§ Stated problem
Extract each line holding the word "settings" from the entries.

[Saved data entries]

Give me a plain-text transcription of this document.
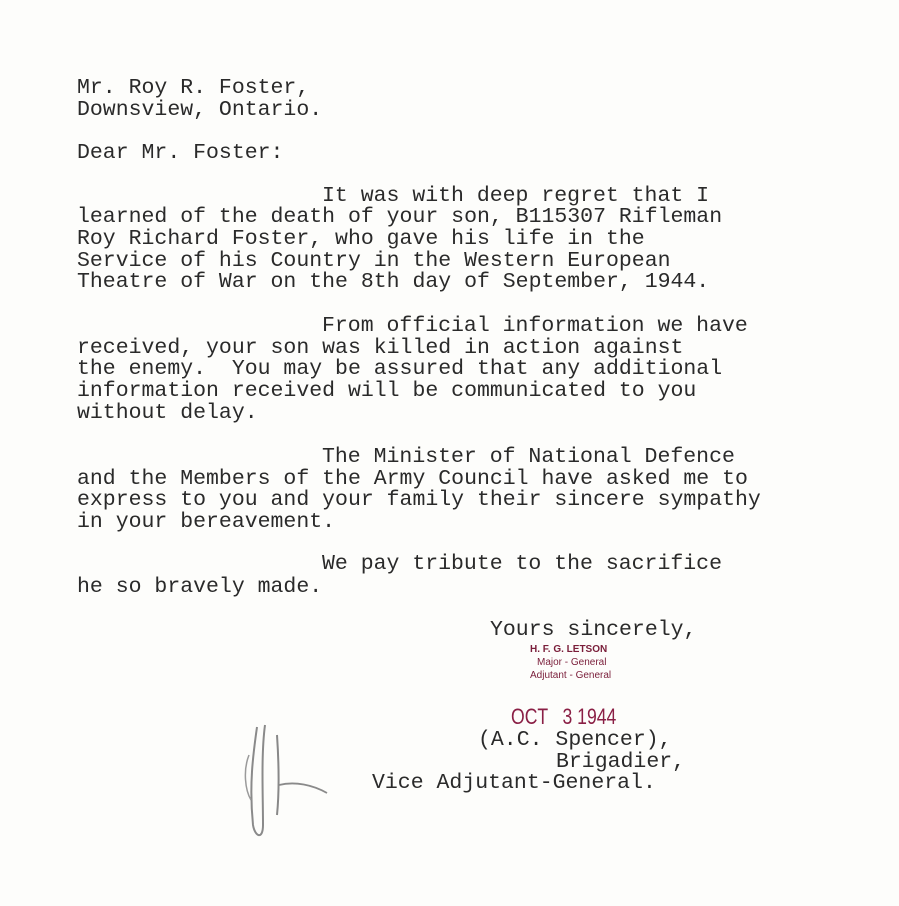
Mr. Roy R. Foster,
Downsview, Ontario.
Dear Mr. Foster:
It was with deep regret that I
learned of the death of your son, B115307 Rifleman
Roy Richard Foster, who gave his life in the
Service of his Country in the Western European
Theatre of War on the 8th day of September, 1944.
From official information we have
received, your son was killed in action against
the enemy.  You may be assured that any additional
information received will be communicated to you
without delay.
The Minister of National Defence
and the Members of the Army Council have asked me to
express to you and your family their sincere sympathy
in your bereavement.
We pay tribute to the sacrifice
he so bravely made.
Yours sincerely,
H. F. G. LETSON
Major - General
Adjutant - General
OCT   3 1944
(A.C. Spencer),
Brigadier,
Vice Adjutant-General.
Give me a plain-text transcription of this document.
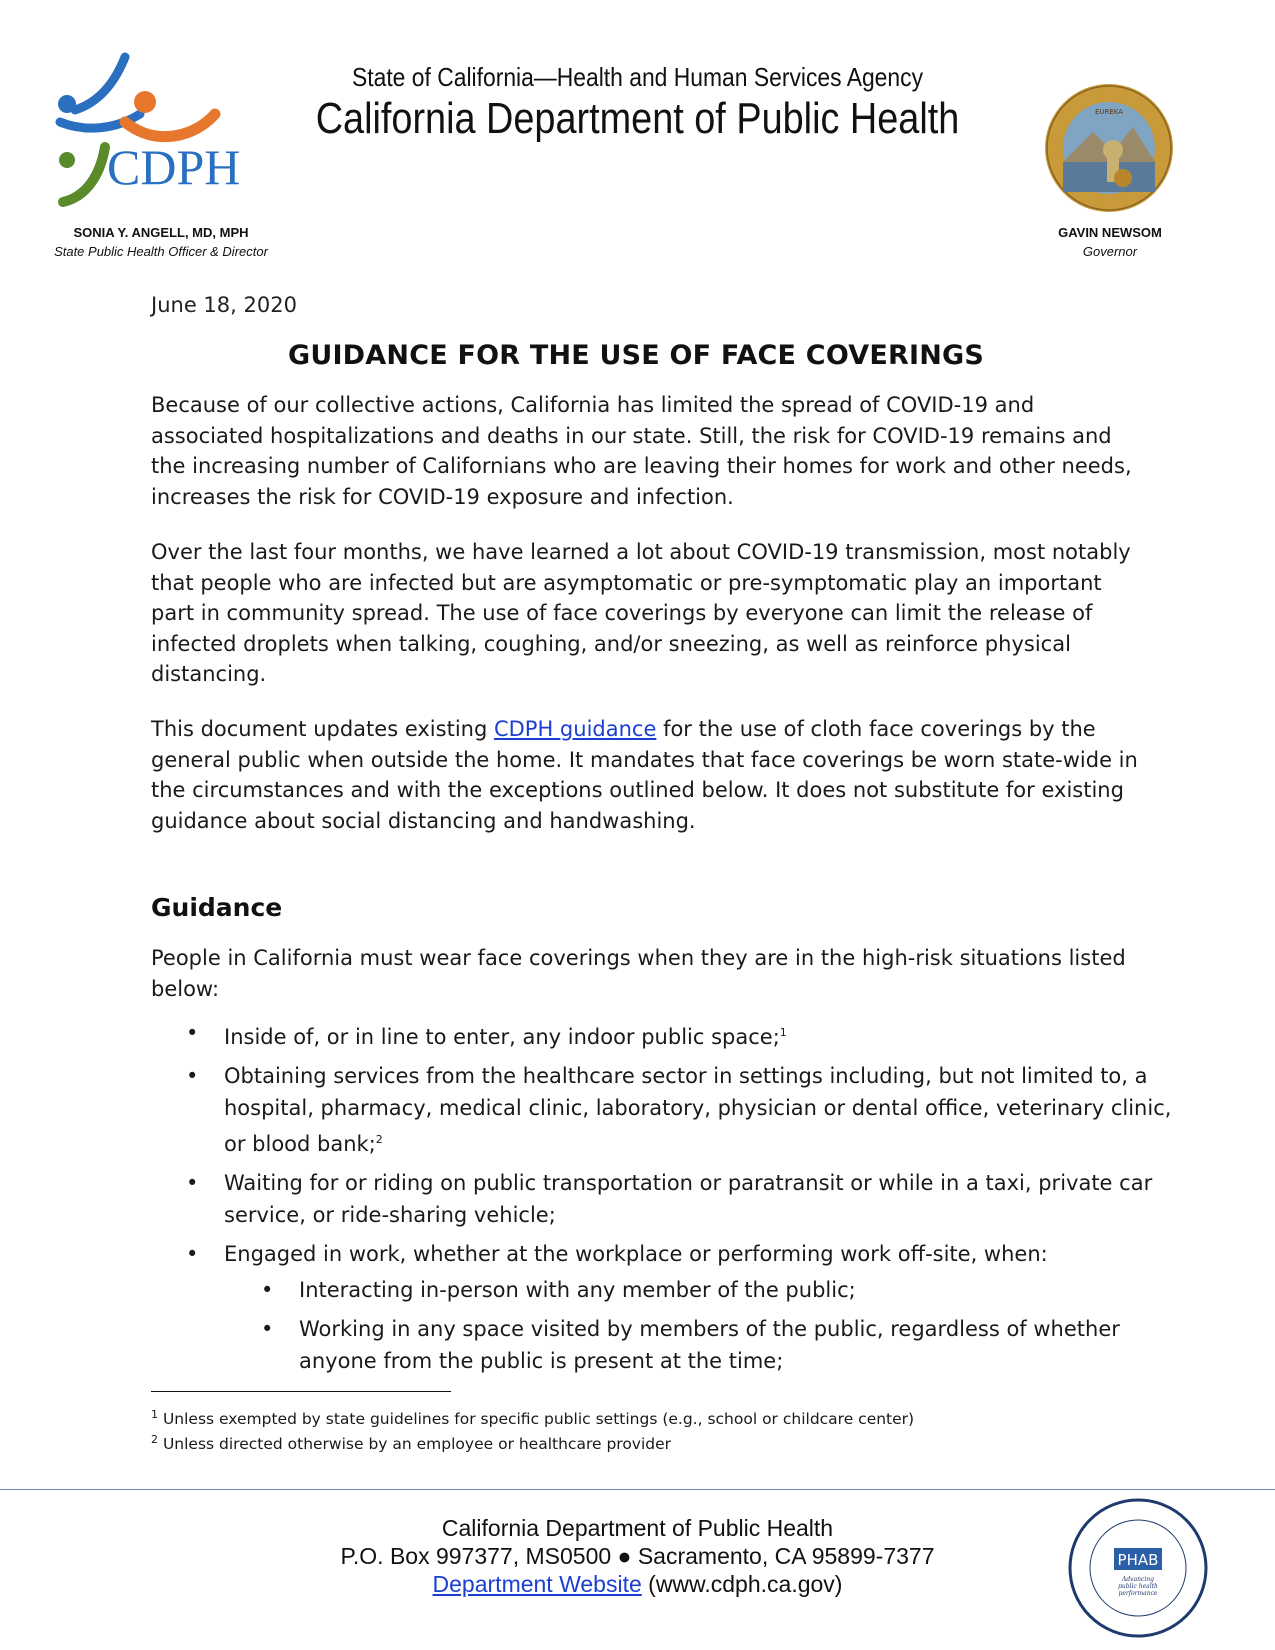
CDPH
EUREKA
State of California—Health and Human Services Agency
California Department of Public Health
SONIA Y. ANGELL, MD, MPH
State Public Health Officer & Director
GAVIN NEWSOM
Governor
June 18, 2020
GUIDANCE FOR THE USE OF FACE COVERINGS
Because of our collective actions, California has limited the spread of COVID-19 and associated hospitalizations and deaths in our state. Still, the risk for COVID-19 remains and the increasing number of Californians who are leaving their homes for work and other needs, increases the risk for COVID-19 exposure and infection.
Over the last four months, we have learned a lot about COVID-19 transmission, most notably that people who are infected but are asymptomatic or pre-symptomatic play an important part in community spread. The use of face coverings by everyone can limit the release of infected droplets when talking, coughing, and/or sneezing, as well as reinforce physical distancing.
This document updates existing CDPH guidance for the use of cloth face coverings by the general public when outside the home. It mandates that face coverings be worn state-wide in the circumstances and with the exceptions outlined below. It does not substitute for existing guidance about social distancing and handwashing.
Guidance
People in California must wear face coverings when they are in the high-risk situations listed below:
• Inside of, or in line to enter, any indoor public space;$^1$
• Obtaining services from the healthcare sector in settings including, but not limited to, a hospital, pharmacy, medical clinic, laboratory, physician or dental office, veterinary clinic, or blood bank;$^2$
• Waiting for or riding on public transportation or paratransit or while in a taxi, private car service, or ride-sharing vehicle;
• Engaged in work, whether at the workplace or performing work off-site, when:
•	Interacting in-person with any member of the public;
•	Working in any space visited by members of the public, regardless of whether anyone from the public is present at the time;
$^1$ Unless exempted by state guidelines for specific public settings (e.g., school or childcare center)
$^2$ Unless directed otherwise by an employee or healthcare provider
California Department of Public Health
P.O. Box 997377, MS0500 ● Sacramento, CA 95899-7377
Department Website (www.cdph.ca.gov)
PHAB
Advancing
public health
performance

§ Solution to this exercise
• Obtaining services from the healthcare sector in settings including, but not limited to, a hospital, pharmacy, medical clinic, laboratory, physician or dental office, veterinary clinic, or blood bank;$^2$
$^1$ Unless exempted by state guidelines for specific public settings (e.g., school or childcare center)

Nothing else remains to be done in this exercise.